Work to do -> Locate and copy all lines bearing the word "μῆκος".

[Source data]

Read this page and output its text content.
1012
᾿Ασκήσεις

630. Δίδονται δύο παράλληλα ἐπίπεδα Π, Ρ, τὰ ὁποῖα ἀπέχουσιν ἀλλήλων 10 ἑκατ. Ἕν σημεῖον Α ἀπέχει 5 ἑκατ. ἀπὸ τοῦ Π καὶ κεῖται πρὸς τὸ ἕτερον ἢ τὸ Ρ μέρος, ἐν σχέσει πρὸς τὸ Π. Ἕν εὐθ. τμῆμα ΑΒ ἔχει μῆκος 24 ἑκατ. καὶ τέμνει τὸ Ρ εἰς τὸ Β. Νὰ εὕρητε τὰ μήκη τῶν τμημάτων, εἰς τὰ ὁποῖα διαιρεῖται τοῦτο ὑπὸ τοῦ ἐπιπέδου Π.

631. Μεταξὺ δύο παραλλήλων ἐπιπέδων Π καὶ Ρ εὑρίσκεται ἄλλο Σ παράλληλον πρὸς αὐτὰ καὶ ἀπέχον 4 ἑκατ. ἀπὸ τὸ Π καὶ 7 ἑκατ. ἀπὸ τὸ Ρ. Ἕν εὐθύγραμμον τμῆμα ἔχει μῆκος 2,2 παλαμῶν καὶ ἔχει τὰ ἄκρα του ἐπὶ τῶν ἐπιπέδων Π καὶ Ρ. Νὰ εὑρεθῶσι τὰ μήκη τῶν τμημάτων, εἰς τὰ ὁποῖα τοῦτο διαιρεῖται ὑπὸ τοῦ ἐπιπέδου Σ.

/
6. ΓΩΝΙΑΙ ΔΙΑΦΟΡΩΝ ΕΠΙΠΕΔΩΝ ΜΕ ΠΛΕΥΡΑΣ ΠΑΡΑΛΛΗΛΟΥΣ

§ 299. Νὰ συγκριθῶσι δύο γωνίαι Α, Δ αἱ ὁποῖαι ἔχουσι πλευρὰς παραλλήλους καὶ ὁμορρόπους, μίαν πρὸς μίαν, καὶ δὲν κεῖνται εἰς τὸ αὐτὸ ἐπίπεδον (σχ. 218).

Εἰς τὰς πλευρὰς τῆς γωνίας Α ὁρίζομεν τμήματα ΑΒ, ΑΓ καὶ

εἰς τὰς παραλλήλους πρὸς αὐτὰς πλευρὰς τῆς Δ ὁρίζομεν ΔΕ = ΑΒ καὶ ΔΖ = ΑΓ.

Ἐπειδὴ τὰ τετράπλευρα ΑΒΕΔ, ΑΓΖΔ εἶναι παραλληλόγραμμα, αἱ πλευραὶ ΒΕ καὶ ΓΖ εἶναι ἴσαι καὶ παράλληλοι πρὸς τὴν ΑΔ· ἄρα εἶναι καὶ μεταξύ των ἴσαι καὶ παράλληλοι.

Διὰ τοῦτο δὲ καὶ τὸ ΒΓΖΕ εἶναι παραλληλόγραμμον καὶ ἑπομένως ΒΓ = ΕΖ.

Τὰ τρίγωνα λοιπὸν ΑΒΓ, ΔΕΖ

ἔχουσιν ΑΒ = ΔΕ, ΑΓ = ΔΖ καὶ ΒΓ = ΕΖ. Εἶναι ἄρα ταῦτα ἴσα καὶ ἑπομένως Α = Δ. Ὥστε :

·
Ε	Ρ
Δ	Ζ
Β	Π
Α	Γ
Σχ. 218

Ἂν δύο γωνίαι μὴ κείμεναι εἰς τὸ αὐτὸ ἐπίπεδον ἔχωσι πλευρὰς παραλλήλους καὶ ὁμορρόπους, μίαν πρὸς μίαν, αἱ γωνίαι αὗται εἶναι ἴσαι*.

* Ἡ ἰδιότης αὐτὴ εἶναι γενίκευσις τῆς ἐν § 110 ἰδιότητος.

Answer ->
630. Δίδονται δύο παράλληλα ἐπίπεδα Π, Ρ, τὰ ὁποῖα ἀπέχουσιν ἀλλήλων 10 ἑκατ. Ἕν σημεῖον Α ἀπέχει 5 ἑκατ. ἀπὸ τοῦ Π καὶ κεῖται πρὸς τὸ ἕτερον ἢ τὸ Ρ μέρος, ἐν σχέσει πρὸς τὸ Π. Ἕν εὐθ. τμῆμα ΑΒ ἔχει μῆκος 24 ἑκατ. καὶ τέμνει τὸ Ρ εἰς τὸ Β. Νὰ εὕρητε τὰ μήκη τῶν τμημάτων, εἰς τὰ ὁποῖα διαιρεῖται τοῦτο ὑπὸ τοῦ ἐπιπέδου Π.
631. Μεταξὺ δύο παραλλήλων ἐπιπέδων Π καὶ Ρ εὑρίσκεται ἄλλο Σ παράλληλον πρὸς αὐτὰ καὶ ἀπέχον 4 ἑκατ. ἀπὸ τὸ Π καὶ 7 ἑκατ. ἀπὸ τὸ Ρ. Ἕν εὐθύγραμμον τμῆμα ἔχει μῆκος 2,2 παλαμῶν καὶ ἔχει τὰ ἄκρα του ἐπὶ τῶν ἐπιπέδων Π καὶ Ρ. Νὰ εὑρεθῶσι τὰ μήκη τῶν τμημάτων, εἰς τὰ ὁποῖα τοῦτο διαιρεῖται ὑπὸ τοῦ ἐπιπέδου Σ.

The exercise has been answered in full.